--- Start of Rows ---

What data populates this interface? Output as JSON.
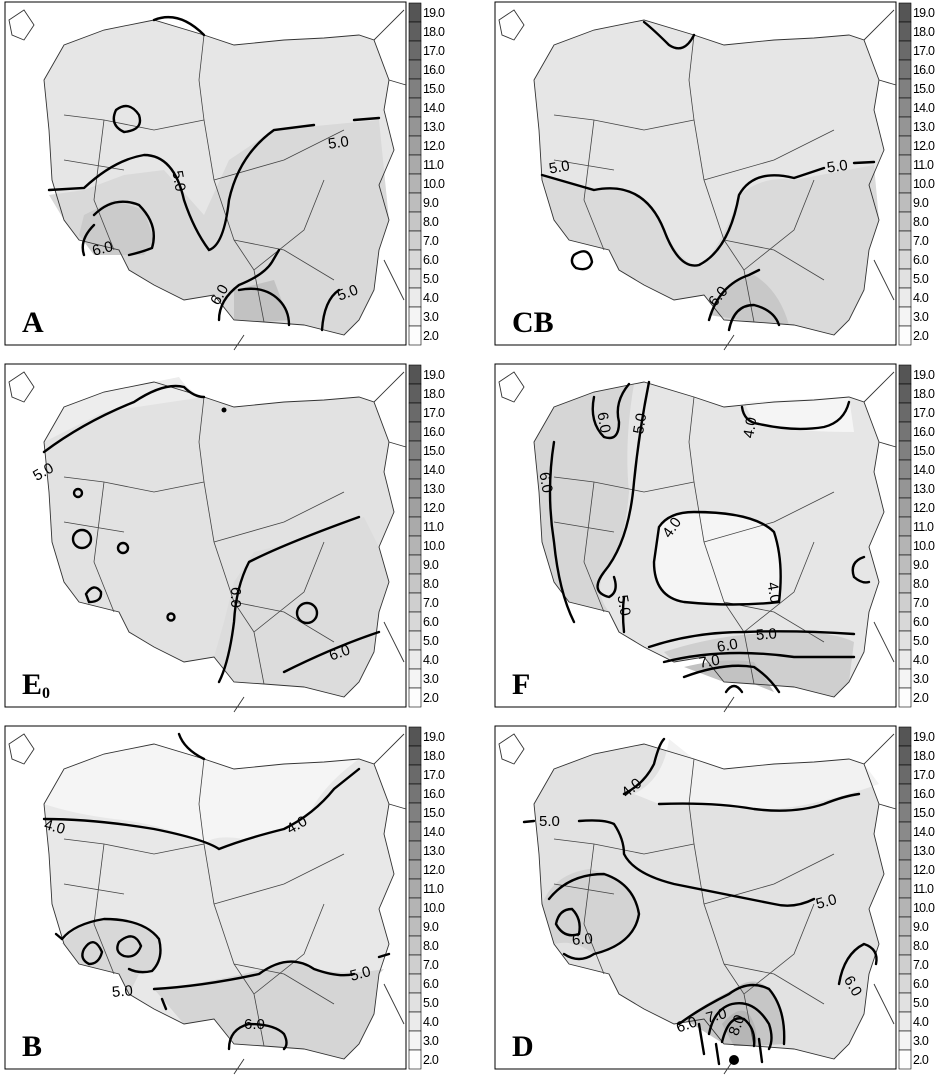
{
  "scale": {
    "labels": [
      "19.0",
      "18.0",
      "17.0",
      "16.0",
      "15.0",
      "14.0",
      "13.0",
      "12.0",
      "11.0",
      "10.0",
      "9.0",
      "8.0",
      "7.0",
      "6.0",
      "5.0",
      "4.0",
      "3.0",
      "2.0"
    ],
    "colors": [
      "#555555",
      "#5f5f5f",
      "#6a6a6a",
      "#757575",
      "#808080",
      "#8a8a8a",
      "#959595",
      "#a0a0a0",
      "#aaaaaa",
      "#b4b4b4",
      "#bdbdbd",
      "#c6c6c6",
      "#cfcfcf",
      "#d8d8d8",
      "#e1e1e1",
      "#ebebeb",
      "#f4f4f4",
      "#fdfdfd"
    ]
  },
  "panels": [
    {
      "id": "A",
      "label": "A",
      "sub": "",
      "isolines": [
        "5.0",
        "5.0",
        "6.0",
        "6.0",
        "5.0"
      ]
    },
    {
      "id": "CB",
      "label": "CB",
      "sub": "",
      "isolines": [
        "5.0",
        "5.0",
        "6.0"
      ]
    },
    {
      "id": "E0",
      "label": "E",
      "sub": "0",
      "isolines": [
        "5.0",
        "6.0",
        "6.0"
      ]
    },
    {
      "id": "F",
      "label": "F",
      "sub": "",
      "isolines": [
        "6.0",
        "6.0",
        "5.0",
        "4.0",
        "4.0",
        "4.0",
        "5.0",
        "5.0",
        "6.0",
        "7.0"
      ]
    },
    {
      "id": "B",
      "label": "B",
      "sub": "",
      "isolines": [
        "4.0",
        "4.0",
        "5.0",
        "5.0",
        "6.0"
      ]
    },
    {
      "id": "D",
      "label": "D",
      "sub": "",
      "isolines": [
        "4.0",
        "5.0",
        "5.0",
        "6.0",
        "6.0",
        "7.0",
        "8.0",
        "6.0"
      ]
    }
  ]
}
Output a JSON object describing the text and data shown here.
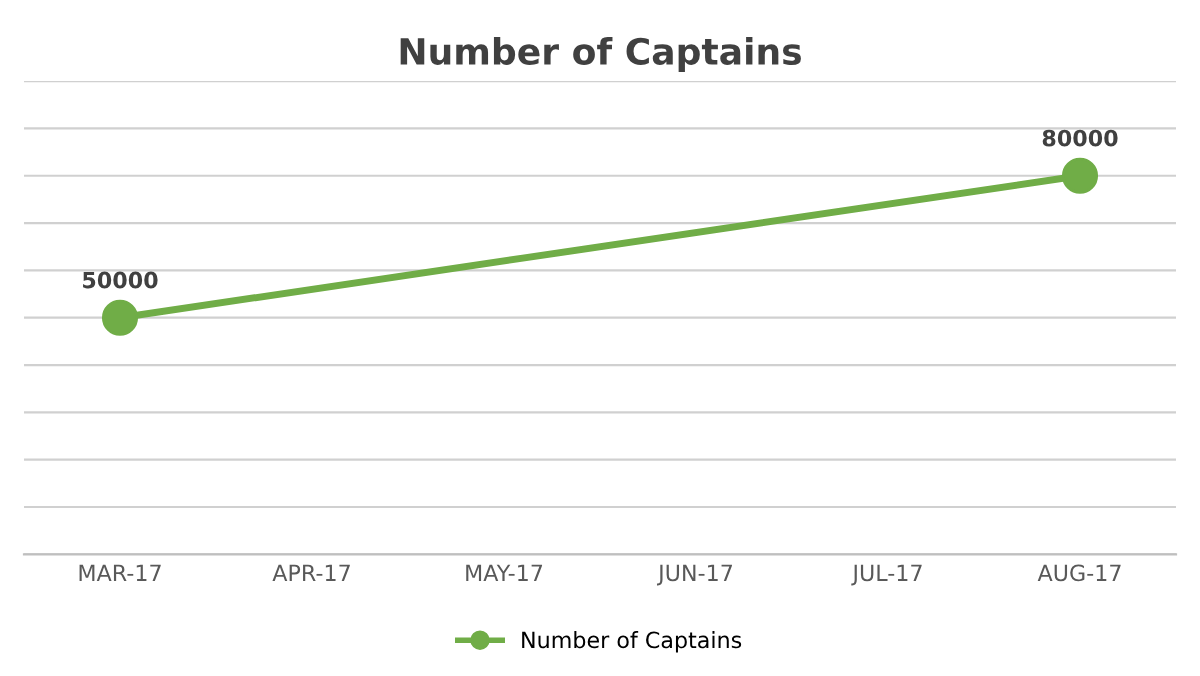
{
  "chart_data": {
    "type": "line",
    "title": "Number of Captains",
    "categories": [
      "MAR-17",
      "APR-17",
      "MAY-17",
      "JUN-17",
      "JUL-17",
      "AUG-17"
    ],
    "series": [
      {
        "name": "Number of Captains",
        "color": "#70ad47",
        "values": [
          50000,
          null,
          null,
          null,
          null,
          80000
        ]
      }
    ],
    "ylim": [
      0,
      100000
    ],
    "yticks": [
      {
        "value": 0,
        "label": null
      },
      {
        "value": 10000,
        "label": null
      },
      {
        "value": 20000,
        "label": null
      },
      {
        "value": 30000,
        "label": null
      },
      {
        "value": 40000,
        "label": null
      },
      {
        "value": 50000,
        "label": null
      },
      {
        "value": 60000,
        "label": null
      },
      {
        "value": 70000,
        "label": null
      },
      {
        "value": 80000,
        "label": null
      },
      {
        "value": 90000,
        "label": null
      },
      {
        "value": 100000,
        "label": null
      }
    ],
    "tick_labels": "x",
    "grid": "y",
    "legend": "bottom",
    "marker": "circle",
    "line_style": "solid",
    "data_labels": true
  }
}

--- End of Rows ---

What you will do:
Search the preceding listing for the word "Captains" and pull out every line that holds it.

Output of the exercise:
    "title": "Number of Captains",
        "name": "Number of Captains",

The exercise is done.